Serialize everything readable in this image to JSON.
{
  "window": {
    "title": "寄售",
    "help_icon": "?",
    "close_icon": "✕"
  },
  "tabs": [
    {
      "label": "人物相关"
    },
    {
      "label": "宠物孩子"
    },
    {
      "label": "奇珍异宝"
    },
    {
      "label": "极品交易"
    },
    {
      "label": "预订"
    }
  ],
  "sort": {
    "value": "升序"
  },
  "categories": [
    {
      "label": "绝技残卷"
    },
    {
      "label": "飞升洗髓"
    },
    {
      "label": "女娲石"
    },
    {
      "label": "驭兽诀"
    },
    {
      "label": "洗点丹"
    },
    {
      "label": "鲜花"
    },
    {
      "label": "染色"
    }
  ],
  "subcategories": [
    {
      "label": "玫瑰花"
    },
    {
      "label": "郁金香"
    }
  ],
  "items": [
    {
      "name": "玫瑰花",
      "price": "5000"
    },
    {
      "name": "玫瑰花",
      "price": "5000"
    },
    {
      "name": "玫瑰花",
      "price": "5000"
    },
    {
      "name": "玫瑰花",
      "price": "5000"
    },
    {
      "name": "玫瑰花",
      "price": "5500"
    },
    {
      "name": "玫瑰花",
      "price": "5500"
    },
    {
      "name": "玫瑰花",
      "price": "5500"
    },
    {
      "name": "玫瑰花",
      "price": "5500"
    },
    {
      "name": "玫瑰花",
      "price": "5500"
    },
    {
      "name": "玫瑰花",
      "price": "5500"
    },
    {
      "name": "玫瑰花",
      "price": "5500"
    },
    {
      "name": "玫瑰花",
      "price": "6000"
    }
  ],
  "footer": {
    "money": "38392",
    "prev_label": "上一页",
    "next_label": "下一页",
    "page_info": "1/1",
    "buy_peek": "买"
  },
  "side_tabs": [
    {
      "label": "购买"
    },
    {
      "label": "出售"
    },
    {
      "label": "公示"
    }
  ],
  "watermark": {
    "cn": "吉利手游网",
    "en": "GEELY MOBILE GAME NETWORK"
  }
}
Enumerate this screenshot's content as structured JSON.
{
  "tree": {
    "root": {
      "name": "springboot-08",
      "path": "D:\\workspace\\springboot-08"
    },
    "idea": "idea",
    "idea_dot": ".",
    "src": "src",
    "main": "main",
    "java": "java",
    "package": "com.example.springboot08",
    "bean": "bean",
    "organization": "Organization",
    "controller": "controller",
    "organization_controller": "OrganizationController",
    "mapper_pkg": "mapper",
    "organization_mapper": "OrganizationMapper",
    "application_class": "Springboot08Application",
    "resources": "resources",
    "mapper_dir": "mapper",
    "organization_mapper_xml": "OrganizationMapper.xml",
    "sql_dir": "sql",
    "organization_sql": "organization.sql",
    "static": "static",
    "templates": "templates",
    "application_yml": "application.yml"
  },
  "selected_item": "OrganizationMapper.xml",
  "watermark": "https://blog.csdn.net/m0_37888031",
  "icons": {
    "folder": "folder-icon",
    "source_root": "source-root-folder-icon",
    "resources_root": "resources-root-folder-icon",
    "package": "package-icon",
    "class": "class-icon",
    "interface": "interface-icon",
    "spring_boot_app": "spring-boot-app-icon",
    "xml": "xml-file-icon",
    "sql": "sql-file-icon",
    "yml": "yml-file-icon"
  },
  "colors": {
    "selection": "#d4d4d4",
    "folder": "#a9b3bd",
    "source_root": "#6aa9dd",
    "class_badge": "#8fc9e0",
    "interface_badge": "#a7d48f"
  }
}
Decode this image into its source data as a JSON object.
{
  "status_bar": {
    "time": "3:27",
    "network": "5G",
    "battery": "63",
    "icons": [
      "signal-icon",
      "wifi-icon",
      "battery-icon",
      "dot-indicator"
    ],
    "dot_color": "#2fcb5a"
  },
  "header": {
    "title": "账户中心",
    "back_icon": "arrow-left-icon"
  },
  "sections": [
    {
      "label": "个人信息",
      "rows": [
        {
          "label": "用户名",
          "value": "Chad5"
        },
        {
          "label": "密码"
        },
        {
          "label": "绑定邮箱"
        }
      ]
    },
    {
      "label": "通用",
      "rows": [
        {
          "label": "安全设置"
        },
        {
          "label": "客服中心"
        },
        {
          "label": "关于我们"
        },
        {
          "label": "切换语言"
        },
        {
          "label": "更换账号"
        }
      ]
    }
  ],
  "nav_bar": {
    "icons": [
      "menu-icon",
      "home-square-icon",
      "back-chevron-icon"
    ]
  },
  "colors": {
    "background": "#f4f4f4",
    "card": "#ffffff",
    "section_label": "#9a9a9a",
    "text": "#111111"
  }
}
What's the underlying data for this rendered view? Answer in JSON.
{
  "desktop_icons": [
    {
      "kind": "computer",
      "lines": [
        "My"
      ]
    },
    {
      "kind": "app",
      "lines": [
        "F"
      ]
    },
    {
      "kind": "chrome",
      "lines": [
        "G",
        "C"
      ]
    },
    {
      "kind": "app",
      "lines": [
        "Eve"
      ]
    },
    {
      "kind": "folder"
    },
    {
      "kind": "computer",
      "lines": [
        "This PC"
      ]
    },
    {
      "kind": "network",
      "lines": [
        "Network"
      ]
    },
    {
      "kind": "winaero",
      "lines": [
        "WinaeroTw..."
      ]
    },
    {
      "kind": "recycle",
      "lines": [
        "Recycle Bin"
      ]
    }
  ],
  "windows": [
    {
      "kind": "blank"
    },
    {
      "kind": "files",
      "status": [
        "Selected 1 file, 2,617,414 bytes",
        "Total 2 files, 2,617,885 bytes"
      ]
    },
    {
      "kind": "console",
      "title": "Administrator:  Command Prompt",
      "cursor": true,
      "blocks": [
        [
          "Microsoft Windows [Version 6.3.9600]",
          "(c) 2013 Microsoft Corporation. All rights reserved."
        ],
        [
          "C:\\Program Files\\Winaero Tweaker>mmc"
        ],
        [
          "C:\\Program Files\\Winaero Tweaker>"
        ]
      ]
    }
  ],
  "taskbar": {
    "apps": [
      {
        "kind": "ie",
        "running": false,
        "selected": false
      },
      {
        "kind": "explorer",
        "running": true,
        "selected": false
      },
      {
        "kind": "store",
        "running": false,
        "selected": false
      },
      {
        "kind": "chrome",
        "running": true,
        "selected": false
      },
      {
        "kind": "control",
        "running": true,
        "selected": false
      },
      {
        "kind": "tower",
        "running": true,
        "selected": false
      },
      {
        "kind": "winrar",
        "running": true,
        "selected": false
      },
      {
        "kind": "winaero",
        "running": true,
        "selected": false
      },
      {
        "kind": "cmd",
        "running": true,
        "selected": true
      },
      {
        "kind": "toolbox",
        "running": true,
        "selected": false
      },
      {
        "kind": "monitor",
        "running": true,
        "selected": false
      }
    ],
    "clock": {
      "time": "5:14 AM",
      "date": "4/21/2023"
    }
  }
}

(TASK STATEMENT) Return only those lines of the records that contain the string "OrganizationMapper".

(EXERCISE OUTPUT)
    "organization_mapper": "OrganizationMapper",
    "organization_mapper_xml": "OrganizationMapper.xml",
  "selected_item": "OrganizationMapper.xml",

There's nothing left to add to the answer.